▶ Short problem: Leave out the pictures, then reproduce the rest of the material exactly.

** Start of Available records **

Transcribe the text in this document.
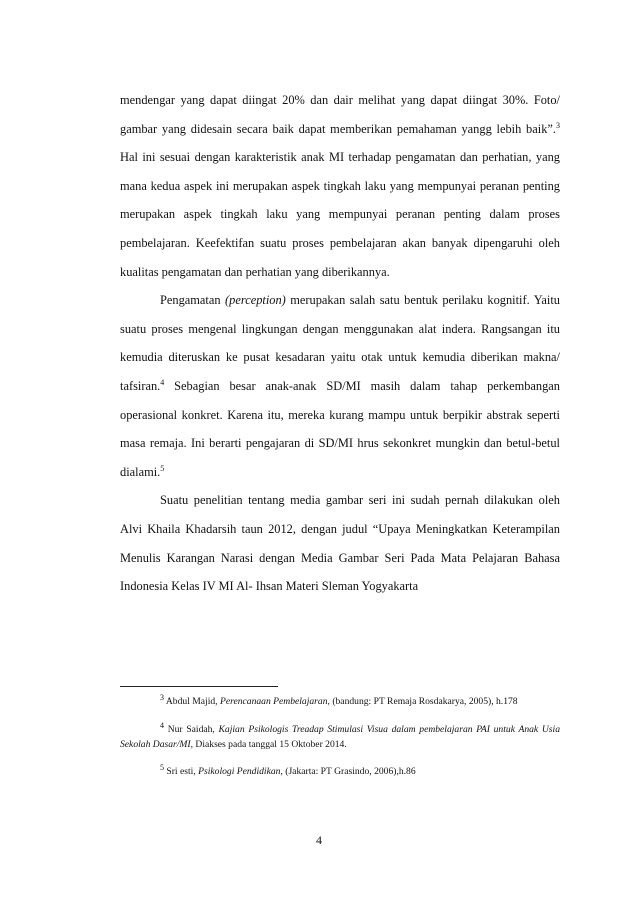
mendengar yang dapat diingat 20% dan dair melihat yang dapat diingat 30%. Foto/ gambar yang didesain secara baik dapat memberikan pemahaman yangg lebih baik”.$^3$ Hal ini sesuai dengan karakteristik anak MI terhadap pengamatan dan perhatian, yang mana kedua aspek ini merupakan aspek tingkah laku yang mempunyai peranan penting merupakan aspek tingkah laku yang mempunyai peranan penting dalam proses pembelajaran. Keefektifan suatu proses pembelajaran akan banyak dipengaruhi oleh kualitas pengamatan dan perhatian yang diberikannya.

Pengamatan (perception) merupakan salah satu bentuk perilaku kognitif. Yaitu suatu proses mengenal lingkungan dengan menggunakan alat indera. Rangsangan itu kemudia diteruskan ke pusat kesadaran yaitu otak untuk kemudia diberikan makna/ tafsiran.$^4$ Sebagian besar anak-anak SD/MI masih dalam tahap perkembangan operasional konkret. Karena itu, mereka kurang mampu untuk berpikir abstrak seperti masa remaja. Ini berarti pengajaran di SD/MI hrus sekonkret mungkin dan betul-betul dialami.$^5$

Suatu penelitian tentang media gambar seri ini sudah pernah dilakukan oleh Alvi Khaila Khadarsih taun 2012, dengan judul “Upaya Meningkatkan Keterampilan Menulis Karangan Narasi dengan Media Gambar Seri Pada Mata Pelajaran Bahasa Indonesia Kelas IV MI Al- Ihsan Materi Sleman Yogyakarta

$^3$ Abdul Majid, Perencanaan Pembelajaran, (bandung: PT Remaja Rosdakarya, 2005), h.178

$^4$ Nur Saidah, Kajian Psikologis Treadap Stimulasi Visua dalam pembelajaran PAI untuk Anak Usia Sekolah Dasar/MI, Diakses pada tanggal 15 Oktober 2014.

$^5$ Sri esti, Psikologi Pendidikan, (Jakarta: PT Grasindo, 2006),h.86

4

** End of Available records **

▶ Full answer:
Transcribe the text in this document.
mendengar yang dapat diingat 20% dan dair melihat yang dapat diingat 30%. Foto/ gambar yang didesain secara baik dapat memberikan pemahaman yangg lebih baik”.$^3$ Hal ini sesuai dengan karakteristik anak MI terhadap pengamatan dan perhatian, yang mana kedua aspek ini merupakan aspek tingkah laku yang mempunyai peranan penting merupakan aspek tingkah laku yang mempunyai peranan penting dalam proses pembelajaran. Keefektifan suatu proses pembelajaran akan banyak dipengaruhi oleh kualitas pengamatan dan perhatian yang diberikannya.

Pengamatan (perception) merupakan salah satu bentuk perilaku kognitif. Yaitu suatu proses mengenal lingkungan dengan menggunakan alat indera. Rangsangan itu kemudia diteruskan ke pusat kesadaran yaitu otak untuk kemudia diberikan makna/ tafsiran.$^4$ Sebagian besar anak-anak SD/MI masih dalam tahap perkembangan operasional konkret. Karena itu, mereka kurang mampu untuk berpikir abstrak seperti masa remaja. Ini berarti pengajaran di SD/MI hrus sekonkret mungkin dan betul-betul dialami.$^5$

Suatu penelitian tentang media gambar seri ini sudah pernah dilakukan oleh Alvi Khaila Khadarsih taun 2012, dengan judul “Upaya Meningkatkan Keterampilan Menulis Karangan Narasi dengan Media Gambar Seri Pada Mata Pelajaran Bahasa Indonesia Kelas IV MI Al- Ihsan Materi Sleman Yogyakarta

$^3$ Abdul Majid, Perencanaan Pembelajaran, (bandung: PT Remaja Rosdakarya, 2005), h.178

$^4$ Nur Saidah, Kajian Psikologis Treadap Stimulasi Visua dalam pembelajaran PAI untuk Anak Usia Sekolah Dasar/MI, Diakses pada tanggal 15 Oktober 2014.

$^5$ Sri esti, Psikologi Pendidikan, (Jakarta: PT Grasindo, 2006),h.86

4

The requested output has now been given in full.